▶ _Task prompt_: Write the material out again exactly.
>> begin Source data
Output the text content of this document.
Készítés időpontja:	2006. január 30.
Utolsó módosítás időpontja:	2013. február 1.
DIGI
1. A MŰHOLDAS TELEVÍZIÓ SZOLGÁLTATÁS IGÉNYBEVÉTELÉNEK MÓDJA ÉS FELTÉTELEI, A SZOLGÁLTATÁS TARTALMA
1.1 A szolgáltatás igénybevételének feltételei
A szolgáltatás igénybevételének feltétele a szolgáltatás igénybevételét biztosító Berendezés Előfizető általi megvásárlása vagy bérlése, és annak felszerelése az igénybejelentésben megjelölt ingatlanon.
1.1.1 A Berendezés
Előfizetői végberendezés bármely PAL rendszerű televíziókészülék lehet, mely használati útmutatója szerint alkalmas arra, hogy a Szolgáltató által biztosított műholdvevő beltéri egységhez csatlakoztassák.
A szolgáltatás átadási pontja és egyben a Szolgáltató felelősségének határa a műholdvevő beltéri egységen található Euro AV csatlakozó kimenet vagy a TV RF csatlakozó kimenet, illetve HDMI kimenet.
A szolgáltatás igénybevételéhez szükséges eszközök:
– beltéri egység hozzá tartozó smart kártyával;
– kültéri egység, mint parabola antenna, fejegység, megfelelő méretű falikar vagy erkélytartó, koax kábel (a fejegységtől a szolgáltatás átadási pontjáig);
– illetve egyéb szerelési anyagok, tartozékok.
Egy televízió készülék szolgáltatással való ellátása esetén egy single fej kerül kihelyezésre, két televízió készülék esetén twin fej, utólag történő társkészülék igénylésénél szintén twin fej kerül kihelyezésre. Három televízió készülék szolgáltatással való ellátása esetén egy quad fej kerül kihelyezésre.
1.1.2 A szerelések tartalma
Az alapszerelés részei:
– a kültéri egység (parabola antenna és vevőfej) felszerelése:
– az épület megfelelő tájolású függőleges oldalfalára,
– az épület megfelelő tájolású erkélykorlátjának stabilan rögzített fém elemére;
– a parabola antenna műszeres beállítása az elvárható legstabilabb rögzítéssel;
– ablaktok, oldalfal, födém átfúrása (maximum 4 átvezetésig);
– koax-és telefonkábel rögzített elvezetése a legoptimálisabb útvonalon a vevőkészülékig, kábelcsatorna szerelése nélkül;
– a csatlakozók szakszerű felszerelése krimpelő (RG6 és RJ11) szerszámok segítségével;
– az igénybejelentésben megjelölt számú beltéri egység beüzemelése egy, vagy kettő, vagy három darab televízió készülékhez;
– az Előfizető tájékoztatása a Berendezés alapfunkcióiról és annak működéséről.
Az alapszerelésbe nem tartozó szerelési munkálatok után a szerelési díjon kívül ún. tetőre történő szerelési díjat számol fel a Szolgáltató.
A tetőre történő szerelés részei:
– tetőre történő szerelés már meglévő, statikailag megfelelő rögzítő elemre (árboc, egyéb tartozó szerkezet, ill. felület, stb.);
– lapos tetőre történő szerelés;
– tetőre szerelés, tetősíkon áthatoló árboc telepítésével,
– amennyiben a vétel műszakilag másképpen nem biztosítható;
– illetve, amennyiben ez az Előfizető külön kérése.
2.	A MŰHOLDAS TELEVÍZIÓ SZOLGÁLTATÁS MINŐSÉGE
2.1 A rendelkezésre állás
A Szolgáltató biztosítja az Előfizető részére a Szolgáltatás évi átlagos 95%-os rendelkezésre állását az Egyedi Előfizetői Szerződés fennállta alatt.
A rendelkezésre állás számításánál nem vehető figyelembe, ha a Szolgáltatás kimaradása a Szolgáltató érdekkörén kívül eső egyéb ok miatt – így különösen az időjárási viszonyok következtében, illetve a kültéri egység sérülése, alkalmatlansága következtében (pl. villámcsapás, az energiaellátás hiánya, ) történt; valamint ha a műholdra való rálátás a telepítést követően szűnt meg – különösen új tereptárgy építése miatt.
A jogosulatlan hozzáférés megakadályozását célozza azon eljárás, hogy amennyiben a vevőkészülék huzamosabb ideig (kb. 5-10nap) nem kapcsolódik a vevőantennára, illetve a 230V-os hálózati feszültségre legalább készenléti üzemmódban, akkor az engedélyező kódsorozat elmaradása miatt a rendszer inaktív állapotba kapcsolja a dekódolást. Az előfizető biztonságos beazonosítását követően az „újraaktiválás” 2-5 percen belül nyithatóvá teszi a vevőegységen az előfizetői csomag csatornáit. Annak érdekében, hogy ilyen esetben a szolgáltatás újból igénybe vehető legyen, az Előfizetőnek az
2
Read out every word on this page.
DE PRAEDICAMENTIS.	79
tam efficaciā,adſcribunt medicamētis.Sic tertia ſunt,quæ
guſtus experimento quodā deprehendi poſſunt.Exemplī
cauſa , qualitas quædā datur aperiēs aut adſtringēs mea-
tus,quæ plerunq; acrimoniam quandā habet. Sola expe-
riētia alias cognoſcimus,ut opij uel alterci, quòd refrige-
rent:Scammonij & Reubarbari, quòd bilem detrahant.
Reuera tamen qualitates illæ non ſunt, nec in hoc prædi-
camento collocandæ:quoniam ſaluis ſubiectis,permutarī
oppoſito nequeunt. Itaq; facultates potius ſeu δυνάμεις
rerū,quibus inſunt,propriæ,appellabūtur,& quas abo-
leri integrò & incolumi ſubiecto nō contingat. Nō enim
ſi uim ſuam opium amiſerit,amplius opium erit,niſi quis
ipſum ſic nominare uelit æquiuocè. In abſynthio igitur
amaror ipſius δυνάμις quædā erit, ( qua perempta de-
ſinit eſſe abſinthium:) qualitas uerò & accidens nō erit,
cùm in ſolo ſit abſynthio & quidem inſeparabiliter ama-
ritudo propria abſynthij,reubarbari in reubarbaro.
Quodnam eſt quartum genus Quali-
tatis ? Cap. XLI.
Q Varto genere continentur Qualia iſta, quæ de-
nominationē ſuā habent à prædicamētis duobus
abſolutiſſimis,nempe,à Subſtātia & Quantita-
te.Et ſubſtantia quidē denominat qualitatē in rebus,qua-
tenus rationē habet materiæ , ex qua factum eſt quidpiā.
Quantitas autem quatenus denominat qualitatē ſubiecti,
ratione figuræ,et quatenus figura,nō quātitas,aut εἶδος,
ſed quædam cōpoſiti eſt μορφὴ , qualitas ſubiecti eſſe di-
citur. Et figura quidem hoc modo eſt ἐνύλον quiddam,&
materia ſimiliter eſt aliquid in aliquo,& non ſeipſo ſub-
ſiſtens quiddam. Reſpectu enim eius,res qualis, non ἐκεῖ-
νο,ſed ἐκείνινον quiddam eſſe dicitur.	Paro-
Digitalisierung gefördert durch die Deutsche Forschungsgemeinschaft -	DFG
>> end Source data
▶ _Task result_:
Output the text content of this document.
Készítés időpontja:	2006. január 30.
Utolsó módosítás időpontja:	2013. február 1.
DIGI
1. A MŰHOLDAS TELEVÍZIÓ SZOLGÁLTATÁS IGÉNYBEVÉTELÉNEK MÓDJA ÉS FELTÉTELEI, A SZOLGÁLTATÁS TARTALMA
1.1 A szolgáltatás igénybevételének feltételei
A szolgáltatás igénybevételének feltétele a szolgáltatás igénybevételét biztosító Berendezés Előfizető általi megvásárlása vagy bérlése, és annak felszerelése az igénybejelentésben megjelölt ingatlanon.
1.1.1 A Berendezés
Előfizetői végberendezés bármely PAL rendszerű televíziókészülék lehet, mely használati útmutatója szerint alkalmas arra, hogy a Szolgáltató által biztosított műholdvevő beltéri egységhez csatlakoztassák.
A szolgáltatás átadási pontja és egyben a Szolgáltató felelősségének határa a műholdvevő beltéri egységen található Euro AV csatlakozó kimenet vagy a TV RF csatlakozó kimenet, illetve HDMI kimenet.
A szolgáltatás igénybevételéhez szükséges eszközök:
– beltéri egység hozzá tartozó smart kártyával;
– kültéri egység, mint parabola antenna, fejegység, megfelelő méretű falikar vagy erkélytartó, koax kábel (a fejegységtől a szolgáltatás átadási pontjáig);
– illetve egyéb szerelési anyagok, tartozékok.
Egy televízió készülék szolgáltatással való ellátása esetén egy single fej kerül kihelyezésre, két televízió készülék esetén twin fej, utólag történő társkészülék igénylésénél szintén twin fej kerül kihelyezésre. Három televízió készülék szolgáltatással való ellátása esetén egy quad fej kerül kihelyezésre.
1.1.2 A szerelések tartalma
Az alapszerelés részei:
– a kültéri egység (parabola antenna és vevőfej) felszerelése:
– az épület megfelelő tájolású függőleges oldalfalára,
– az épület megfelelő tájolású erkélykorlátjának stabilan rögzített fém elemére;
– a parabola antenna műszeres beállítása az elvárható legstabilabb rögzítéssel;
– ablaktok, oldalfal, födém átfúrása (maximum 4 átvezetésig);
– koax-és telefonkábel rögzített elvezetése a legoptimálisabb útvonalon a vevőkészülékig, kábelcsatorna szerelése nélkül;
– a csatlakozók szakszerű felszerelése krimpelő (RG6 és RJ11) szerszámok segítségével;
– az igénybejelentésben megjelölt számú beltéri egység beüzemelése egy, vagy kettő, vagy három darab televízió készülékhez;
– az Előfizető tájékoztatása a Berendezés alapfunkcióiról és annak működéséről.
Az alapszerelésbe nem tartozó szerelési munkálatok után a szerelési díjon kívül ún. tetőre történő szerelési díjat számol fel a Szolgáltató.
A tetőre történő szerelés részei:
– tetőre történő szerelés már meglévő, statikailag megfelelő rögzítő elemre (árboc, egyéb tartozó szerkezet, ill. felület, stb.);
– lapos tetőre történő szerelés;
– tetőre szerelés, tetősíkon áthatoló árboc telepítésével,
– amennyiben a vétel műszakilag másképpen nem biztosítható;
– illetve, amennyiben ez az Előfizető külön kérése.
2.	A MŰHOLDAS TELEVÍZIÓ SZOLGÁLTATÁS MINŐSÉGE
2.1 A rendelkezésre állás
A Szolgáltató biztosítja az Előfizető részére a Szolgáltatás évi átlagos 95%-os rendelkezésre állását az Egyedi Előfizetői Szerződés fennállta alatt.
A rendelkezésre állás számításánál nem vehető figyelembe, ha a Szolgáltatás kimaradása a Szolgáltató érdekkörén kívül eső egyéb ok miatt – így különösen az időjárási viszonyok következtében, illetve a kültéri egység sérülése, alkalmatlansága következtében (pl. villámcsapás, az energiaellátás hiánya, ) történt; valamint ha a műholdra való rálátás a telepítést követően szűnt meg – különösen új tereptárgy építése miatt.
A jogosulatlan hozzáférés megakadályozását célozza azon eljárás, hogy amennyiben a vevőkészülék huzamosabb ideig (kb. 5-10nap) nem kapcsolódik a vevőantennára, illetve a 230V-os hálózati feszültségre legalább készenléti üzemmódban, akkor az engedélyező kódsorozat elmaradása miatt a rendszer inaktív állapotba kapcsolja a dekódolást. Az előfizető biztonságos beazonosítását követően az „újraaktiválás” 2-5 percen belül nyithatóvá teszi a vevőegységen az előfizetői csomag csatornáit. Annak érdekében, hogy ilyen esetben a szolgáltatás újból igénybe vehető legyen, az Előfizetőnek az
2
Read out every word on this page.
DE PRAEDICAMENTIS.	79
tam efficaciā,adſcribunt medicamētis.Sic tertia ſunt,quæ
guſtus experimento quodā deprehendi poſſunt.Exemplī
cauſa , qualitas quædā datur aperiēs aut adſtringēs mea-
tus,quæ plerunq; acrimoniam quandā habet. Sola expe-
riētia alias cognoſcimus,ut opij uel alterci, quòd refrige-
rent:Scammonij & Reubarbari, quòd bilem detrahant.
Reuera tamen qualitates illæ non ſunt, nec in hoc prædi-
camento collocandæ:quoniam ſaluis ſubiectis,permutarī
oppoſito nequeunt. Itaq; facultates potius ſeu δυνάμεις
rerū,quibus inſunt,propriæ,appellabūtur,& quas abo-
leri integrò & incolumi ſubiecto nō contingat. Nō enim
ſi uim ſuam opium amiſerit,amplius opium erit,niſi quis
ipſum ſic nominare uelit æquiuocè. In abſynthio igitur
amaror ipſius δυνάμις quædā erit, ( qua perempta de-
ſinit eſſe abſinthium:) qualitas uerò & accidens nō erit,
cùm in ſolo ſit abſynthio & quidem inſeparabiliter ama-
ritudo propria abſynthij,reubarbari in reubarbaro.
Quodnam eſt quartum genus Quali-
tatis ? Cap. XLI.
Q Varto genere continentur Qualia iſta, quæ de-
nominationē ſuā habent à prædicamētis duobus
abſolutiſſimis,nempe,à Subſtātia & Quantita-
te.Et ſubſtantia quidē denominat qualitatē in rebus,qua-
tenus rationē habet materiæ , ex qua factum eſt quidpiā.
Quantitas autem quatenus denominat qualitatē ſubiecti,
ratione figuræ,et quatenus figura,nō quātitas,aut εἶδος,
ſed quædam cōpoſiti eſt μορφὴ , qualitas ſubiecti eſſe di-
citur. Et figura quidem hoc modo eſt ἐνύλον quiddam,&
materia ſimiliter eſt aliquid in aliquo,& non ſeipſo ſub-
ſiſtens quiddam. Reſpectu enim eius,res qualis, non ἐκεῖ-
νο,ſed ἐκείνινον quiddam eſſe dicitur.	Paro-
Digitalisierung gefördert durch die Deutsche Forschungsgemeinschaft -	DFG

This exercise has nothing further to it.